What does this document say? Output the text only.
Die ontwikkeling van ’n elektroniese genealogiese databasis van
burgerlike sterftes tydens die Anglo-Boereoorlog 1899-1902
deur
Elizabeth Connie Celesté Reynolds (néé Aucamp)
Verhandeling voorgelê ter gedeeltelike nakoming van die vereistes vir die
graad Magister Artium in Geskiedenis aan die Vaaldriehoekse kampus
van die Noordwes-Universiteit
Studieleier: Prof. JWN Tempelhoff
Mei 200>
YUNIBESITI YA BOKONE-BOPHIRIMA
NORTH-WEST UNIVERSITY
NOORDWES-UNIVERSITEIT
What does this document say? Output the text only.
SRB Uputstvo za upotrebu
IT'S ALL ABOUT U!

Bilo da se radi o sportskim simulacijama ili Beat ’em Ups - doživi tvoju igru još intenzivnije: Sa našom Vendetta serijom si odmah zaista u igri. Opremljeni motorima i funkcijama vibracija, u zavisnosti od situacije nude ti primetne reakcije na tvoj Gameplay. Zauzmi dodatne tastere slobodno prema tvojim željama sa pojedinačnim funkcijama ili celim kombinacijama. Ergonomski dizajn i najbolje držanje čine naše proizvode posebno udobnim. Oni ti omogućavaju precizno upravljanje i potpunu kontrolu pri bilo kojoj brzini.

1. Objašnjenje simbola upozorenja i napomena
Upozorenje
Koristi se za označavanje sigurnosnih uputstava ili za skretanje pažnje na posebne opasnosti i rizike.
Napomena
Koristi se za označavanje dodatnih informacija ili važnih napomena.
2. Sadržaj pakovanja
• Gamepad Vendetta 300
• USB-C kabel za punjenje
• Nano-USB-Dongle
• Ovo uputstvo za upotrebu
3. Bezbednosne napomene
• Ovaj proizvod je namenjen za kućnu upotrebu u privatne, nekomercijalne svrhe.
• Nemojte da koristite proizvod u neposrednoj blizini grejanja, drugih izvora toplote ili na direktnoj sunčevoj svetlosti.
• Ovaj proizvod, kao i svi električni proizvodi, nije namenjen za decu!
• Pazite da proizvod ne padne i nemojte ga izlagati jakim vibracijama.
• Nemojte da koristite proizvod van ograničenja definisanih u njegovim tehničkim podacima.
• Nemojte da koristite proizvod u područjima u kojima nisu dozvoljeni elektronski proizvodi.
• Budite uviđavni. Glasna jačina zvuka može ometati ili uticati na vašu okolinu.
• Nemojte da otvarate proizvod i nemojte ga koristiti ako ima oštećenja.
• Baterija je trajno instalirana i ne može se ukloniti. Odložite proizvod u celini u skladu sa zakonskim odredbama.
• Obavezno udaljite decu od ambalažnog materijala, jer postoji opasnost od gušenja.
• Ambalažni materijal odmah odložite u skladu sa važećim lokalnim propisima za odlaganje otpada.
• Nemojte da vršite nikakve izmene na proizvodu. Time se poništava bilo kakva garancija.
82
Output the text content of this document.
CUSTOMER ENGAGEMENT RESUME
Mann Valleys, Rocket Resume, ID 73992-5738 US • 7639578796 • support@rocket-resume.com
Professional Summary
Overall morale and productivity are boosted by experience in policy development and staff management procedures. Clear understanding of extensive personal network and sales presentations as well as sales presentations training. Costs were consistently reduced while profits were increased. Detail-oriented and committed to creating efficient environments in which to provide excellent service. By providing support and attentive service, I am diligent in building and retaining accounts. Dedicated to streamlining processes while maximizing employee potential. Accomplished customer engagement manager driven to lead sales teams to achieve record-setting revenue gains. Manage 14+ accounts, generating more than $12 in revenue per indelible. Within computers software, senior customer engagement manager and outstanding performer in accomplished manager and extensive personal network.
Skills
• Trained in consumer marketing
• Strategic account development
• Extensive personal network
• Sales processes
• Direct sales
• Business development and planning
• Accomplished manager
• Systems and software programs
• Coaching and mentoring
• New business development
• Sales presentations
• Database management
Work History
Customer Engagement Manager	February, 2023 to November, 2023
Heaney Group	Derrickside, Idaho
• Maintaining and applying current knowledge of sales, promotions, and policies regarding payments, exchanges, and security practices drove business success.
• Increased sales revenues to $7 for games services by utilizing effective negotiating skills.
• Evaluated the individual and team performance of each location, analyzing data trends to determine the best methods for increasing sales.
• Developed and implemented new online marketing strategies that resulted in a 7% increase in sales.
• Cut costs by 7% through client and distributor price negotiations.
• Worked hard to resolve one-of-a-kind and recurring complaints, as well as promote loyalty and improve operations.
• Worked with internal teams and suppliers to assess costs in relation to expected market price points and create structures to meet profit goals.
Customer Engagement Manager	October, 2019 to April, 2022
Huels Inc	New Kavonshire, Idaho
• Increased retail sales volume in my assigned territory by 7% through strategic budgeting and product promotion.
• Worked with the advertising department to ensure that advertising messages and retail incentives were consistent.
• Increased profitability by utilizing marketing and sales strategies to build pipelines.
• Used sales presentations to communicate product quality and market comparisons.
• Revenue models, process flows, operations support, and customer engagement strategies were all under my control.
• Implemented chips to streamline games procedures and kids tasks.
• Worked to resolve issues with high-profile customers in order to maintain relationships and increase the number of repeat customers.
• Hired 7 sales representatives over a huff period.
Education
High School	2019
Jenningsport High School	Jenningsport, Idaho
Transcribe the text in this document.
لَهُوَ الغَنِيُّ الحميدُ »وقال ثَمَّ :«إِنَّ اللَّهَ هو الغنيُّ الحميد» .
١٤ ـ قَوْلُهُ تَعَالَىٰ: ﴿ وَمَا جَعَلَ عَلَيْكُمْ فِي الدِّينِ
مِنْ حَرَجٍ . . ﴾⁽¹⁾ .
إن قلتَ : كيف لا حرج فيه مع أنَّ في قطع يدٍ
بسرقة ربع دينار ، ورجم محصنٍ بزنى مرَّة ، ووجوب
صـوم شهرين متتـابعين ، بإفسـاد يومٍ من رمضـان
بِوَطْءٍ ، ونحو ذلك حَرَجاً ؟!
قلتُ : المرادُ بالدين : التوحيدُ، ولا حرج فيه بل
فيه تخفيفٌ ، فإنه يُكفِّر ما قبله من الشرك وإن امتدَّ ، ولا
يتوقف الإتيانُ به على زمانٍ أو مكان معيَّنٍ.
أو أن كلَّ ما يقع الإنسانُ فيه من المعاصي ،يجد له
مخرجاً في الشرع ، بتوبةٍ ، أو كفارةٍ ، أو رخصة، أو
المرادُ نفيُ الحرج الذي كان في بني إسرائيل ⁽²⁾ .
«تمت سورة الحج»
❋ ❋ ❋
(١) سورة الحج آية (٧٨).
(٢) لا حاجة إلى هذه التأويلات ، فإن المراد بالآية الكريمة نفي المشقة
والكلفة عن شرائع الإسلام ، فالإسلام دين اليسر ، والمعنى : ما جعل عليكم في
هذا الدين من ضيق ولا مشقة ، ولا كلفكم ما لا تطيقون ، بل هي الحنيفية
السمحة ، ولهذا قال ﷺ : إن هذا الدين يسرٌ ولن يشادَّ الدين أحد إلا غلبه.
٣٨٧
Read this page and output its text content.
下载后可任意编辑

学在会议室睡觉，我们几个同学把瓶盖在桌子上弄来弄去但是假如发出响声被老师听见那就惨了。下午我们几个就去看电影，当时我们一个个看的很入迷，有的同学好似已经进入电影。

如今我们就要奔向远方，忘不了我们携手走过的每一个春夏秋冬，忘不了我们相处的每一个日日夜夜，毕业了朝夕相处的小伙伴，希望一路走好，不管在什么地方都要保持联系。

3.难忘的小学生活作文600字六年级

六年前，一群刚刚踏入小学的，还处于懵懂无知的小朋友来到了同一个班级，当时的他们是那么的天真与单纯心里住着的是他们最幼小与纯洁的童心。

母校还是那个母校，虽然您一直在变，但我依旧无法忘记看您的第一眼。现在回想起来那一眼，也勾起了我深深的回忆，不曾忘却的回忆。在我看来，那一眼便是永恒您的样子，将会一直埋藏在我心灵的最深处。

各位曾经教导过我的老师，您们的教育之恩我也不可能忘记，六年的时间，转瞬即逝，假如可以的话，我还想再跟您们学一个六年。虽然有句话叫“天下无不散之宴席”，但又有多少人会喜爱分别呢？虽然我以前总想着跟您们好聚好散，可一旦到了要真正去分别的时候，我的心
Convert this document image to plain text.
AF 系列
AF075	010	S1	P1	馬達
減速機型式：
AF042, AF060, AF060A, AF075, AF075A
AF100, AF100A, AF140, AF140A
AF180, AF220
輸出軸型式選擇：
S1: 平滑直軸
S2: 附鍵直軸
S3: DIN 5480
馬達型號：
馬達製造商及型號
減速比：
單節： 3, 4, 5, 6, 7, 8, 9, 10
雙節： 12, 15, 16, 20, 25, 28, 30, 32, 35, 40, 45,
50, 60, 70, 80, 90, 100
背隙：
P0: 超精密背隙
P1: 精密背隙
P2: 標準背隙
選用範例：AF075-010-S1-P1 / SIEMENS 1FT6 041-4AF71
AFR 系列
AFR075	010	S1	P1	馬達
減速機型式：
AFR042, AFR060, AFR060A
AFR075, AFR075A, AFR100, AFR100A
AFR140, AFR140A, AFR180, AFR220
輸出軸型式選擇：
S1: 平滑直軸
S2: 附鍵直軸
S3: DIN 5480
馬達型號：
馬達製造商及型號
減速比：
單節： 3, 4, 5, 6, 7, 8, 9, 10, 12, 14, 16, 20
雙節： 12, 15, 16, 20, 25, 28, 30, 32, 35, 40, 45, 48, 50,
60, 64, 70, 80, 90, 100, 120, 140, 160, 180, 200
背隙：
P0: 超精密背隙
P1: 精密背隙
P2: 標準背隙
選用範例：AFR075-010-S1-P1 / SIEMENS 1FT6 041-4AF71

+++

=== Short problem ===
Report how many lines of the data hold the string "može"; give only the number.

=== Correct answer ===
2